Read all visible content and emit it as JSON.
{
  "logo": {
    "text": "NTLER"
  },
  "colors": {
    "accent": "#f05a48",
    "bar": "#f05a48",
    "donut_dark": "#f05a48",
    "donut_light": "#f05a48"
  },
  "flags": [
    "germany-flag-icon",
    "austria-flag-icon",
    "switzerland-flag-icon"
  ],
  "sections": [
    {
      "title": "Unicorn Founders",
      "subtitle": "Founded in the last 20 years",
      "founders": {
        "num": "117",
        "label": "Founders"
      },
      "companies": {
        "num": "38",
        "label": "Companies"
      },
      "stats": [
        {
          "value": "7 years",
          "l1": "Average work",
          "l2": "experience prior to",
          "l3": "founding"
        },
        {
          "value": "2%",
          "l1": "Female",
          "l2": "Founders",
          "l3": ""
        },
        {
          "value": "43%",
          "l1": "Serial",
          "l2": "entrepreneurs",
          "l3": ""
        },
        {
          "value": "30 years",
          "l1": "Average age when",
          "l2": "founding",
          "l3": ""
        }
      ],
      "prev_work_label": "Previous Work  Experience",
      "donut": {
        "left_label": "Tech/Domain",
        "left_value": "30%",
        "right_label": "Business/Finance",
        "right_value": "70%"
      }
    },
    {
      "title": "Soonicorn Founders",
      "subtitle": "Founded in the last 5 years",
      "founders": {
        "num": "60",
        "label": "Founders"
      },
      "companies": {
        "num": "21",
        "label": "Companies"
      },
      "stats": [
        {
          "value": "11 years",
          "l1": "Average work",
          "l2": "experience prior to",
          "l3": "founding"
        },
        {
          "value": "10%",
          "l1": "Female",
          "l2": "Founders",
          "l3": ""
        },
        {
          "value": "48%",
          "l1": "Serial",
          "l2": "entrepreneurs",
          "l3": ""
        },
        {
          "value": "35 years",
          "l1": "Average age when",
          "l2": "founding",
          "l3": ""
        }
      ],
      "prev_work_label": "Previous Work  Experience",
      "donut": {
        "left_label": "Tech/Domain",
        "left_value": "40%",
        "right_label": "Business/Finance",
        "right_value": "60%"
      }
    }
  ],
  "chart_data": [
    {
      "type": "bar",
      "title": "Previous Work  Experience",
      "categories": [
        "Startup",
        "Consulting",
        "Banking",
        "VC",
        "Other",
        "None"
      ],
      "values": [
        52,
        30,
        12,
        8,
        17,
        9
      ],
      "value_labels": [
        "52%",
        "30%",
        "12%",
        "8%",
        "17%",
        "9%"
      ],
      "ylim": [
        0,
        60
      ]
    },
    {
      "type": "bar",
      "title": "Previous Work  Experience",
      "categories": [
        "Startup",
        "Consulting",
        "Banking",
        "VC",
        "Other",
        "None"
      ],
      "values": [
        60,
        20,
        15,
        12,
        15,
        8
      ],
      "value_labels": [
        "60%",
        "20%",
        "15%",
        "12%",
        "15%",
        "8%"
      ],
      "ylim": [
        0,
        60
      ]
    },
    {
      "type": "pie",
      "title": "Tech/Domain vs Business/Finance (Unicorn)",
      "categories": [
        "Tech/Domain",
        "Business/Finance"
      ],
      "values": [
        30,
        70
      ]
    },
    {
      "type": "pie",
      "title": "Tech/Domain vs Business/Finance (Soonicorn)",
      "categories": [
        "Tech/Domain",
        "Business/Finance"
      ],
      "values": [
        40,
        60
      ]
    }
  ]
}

──────────

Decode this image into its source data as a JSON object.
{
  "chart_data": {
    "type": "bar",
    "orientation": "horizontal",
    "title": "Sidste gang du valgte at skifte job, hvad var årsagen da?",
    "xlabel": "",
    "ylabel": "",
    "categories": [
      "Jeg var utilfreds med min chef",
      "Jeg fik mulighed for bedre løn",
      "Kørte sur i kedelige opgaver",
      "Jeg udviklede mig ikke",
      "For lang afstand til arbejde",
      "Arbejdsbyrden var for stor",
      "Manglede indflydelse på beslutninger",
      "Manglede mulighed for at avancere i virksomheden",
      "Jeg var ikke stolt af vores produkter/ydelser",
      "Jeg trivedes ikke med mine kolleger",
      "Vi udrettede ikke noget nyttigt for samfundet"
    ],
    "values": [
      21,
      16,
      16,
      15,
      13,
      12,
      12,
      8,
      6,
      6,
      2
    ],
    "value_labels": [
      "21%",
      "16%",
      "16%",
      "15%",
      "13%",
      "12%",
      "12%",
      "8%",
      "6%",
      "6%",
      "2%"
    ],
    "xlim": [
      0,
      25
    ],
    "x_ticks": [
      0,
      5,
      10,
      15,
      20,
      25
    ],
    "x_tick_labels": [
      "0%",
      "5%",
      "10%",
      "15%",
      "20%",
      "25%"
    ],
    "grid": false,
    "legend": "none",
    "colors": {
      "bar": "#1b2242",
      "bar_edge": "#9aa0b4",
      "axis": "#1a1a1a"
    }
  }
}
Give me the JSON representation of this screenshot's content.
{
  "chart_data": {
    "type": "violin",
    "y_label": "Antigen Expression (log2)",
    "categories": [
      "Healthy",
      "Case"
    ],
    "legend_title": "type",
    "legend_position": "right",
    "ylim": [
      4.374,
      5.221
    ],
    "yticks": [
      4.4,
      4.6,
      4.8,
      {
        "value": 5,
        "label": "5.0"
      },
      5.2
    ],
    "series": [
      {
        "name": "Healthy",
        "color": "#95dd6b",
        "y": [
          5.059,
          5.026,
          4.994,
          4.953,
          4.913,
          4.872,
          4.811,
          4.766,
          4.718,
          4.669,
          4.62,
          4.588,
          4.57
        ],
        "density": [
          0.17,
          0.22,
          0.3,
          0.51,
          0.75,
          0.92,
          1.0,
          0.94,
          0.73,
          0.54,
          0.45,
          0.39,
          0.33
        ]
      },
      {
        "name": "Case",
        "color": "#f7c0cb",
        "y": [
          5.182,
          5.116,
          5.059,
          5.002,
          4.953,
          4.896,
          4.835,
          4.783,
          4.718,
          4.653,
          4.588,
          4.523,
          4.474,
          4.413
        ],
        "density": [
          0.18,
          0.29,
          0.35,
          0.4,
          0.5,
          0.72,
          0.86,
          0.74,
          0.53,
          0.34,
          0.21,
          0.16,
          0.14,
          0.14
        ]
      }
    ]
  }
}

──────────

◆ What is required ◆
From the records above, pull out each line that has "Founded".

◆ Exercise answer ◆
      "subtitle": "Founded in the last 20 years",
      "subtitle": "Founded in the last 5 years",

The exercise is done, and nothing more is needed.